— begin Data for this task —

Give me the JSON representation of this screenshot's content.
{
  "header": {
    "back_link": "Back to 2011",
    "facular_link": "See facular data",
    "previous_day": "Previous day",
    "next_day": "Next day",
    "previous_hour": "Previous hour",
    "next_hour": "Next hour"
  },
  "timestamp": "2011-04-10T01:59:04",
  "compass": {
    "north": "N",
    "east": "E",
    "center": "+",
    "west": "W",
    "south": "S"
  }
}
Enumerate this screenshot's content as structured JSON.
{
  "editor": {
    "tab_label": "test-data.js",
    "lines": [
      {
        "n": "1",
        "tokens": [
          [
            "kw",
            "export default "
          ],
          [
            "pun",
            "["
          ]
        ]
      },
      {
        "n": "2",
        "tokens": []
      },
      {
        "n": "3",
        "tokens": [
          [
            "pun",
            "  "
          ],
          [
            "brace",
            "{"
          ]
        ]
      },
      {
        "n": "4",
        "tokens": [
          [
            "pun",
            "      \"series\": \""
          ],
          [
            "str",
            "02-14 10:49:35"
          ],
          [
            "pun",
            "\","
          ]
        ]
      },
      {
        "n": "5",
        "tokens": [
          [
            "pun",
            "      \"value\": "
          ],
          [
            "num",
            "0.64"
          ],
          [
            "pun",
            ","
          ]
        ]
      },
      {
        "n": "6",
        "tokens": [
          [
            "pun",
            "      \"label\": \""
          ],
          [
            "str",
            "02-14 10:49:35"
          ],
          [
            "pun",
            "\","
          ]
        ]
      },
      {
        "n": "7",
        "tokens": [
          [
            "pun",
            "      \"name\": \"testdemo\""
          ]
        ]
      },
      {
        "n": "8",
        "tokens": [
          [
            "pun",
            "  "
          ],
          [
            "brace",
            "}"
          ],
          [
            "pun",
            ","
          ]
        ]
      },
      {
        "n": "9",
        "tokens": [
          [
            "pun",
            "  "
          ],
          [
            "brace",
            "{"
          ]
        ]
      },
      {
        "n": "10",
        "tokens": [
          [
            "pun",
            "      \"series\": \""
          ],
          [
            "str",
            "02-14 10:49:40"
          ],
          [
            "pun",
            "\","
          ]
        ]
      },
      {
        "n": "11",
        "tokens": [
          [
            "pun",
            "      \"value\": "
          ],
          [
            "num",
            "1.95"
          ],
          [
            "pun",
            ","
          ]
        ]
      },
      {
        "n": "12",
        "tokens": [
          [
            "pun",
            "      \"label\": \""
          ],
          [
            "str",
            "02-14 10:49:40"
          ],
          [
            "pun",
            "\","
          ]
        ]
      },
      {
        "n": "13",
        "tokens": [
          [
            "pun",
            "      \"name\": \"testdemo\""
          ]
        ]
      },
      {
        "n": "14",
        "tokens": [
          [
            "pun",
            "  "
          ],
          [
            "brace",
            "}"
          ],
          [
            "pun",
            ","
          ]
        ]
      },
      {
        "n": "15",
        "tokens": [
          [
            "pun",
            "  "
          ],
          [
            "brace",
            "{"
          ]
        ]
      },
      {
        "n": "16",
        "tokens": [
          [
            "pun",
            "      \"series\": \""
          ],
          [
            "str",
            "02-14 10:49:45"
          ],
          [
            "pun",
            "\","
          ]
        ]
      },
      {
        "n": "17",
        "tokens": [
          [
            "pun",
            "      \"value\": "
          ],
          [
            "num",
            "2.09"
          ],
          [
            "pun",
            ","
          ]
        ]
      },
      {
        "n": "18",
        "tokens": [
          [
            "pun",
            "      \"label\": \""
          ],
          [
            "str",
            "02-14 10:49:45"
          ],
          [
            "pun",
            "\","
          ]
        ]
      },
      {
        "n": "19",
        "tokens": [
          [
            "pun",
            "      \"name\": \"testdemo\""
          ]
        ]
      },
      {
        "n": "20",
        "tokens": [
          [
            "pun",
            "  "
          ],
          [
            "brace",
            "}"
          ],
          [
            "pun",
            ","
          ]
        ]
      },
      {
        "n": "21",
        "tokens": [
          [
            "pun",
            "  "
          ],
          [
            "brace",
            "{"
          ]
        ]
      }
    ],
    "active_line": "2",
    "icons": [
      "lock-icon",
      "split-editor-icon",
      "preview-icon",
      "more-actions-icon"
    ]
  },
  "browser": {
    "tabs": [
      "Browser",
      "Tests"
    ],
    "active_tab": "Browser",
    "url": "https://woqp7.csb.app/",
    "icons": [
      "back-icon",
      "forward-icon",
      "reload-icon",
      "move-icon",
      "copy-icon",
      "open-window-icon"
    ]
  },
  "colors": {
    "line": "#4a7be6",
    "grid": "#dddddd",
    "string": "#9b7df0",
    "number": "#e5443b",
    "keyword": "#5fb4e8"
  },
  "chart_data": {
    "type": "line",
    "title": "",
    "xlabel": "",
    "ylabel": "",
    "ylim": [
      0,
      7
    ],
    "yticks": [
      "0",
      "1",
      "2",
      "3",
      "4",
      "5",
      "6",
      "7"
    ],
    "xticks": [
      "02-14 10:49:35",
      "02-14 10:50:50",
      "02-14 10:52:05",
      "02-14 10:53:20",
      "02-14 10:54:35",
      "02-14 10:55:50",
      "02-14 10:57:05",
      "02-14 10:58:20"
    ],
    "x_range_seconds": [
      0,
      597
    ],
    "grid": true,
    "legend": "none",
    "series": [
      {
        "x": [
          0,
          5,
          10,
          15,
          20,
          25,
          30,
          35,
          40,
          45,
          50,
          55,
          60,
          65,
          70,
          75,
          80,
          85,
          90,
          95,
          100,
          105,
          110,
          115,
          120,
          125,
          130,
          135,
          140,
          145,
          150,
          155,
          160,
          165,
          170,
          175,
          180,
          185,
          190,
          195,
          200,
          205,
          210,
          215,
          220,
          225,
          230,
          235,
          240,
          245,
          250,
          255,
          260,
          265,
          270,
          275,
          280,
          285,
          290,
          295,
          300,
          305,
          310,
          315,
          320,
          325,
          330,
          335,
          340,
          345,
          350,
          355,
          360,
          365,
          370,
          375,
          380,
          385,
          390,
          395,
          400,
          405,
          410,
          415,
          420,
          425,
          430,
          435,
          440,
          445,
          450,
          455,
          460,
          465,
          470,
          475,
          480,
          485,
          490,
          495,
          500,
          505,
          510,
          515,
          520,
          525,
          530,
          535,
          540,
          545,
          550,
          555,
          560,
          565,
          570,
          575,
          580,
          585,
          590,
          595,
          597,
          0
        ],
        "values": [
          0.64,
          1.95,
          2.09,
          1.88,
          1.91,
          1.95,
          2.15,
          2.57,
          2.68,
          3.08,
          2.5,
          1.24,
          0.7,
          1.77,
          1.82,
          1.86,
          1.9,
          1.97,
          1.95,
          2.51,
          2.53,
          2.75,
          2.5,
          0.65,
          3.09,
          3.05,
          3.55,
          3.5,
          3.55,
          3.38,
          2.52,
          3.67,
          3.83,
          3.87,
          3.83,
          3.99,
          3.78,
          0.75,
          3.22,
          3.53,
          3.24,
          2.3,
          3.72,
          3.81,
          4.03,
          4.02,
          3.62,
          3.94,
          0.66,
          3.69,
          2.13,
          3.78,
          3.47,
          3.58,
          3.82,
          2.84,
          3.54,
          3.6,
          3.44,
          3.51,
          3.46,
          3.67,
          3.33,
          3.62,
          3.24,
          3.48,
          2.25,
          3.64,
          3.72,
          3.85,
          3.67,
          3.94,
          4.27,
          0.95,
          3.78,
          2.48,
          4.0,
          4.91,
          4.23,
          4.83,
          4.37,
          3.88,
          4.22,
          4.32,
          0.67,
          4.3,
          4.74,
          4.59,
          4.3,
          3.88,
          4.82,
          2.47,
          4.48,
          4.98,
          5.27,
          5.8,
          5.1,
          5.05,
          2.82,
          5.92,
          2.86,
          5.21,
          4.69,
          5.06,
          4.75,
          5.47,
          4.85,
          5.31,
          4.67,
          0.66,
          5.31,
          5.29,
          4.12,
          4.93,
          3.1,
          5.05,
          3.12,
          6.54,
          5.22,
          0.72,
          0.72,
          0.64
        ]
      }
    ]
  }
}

— end Data for this task —

> **Instructions for the task**: Copy out every line in the entries above that holds "JSON".

> **Correct response**:
Give me the JSON representation of this screenshot's content.
Enumerate this screenshot's content as structured JSON.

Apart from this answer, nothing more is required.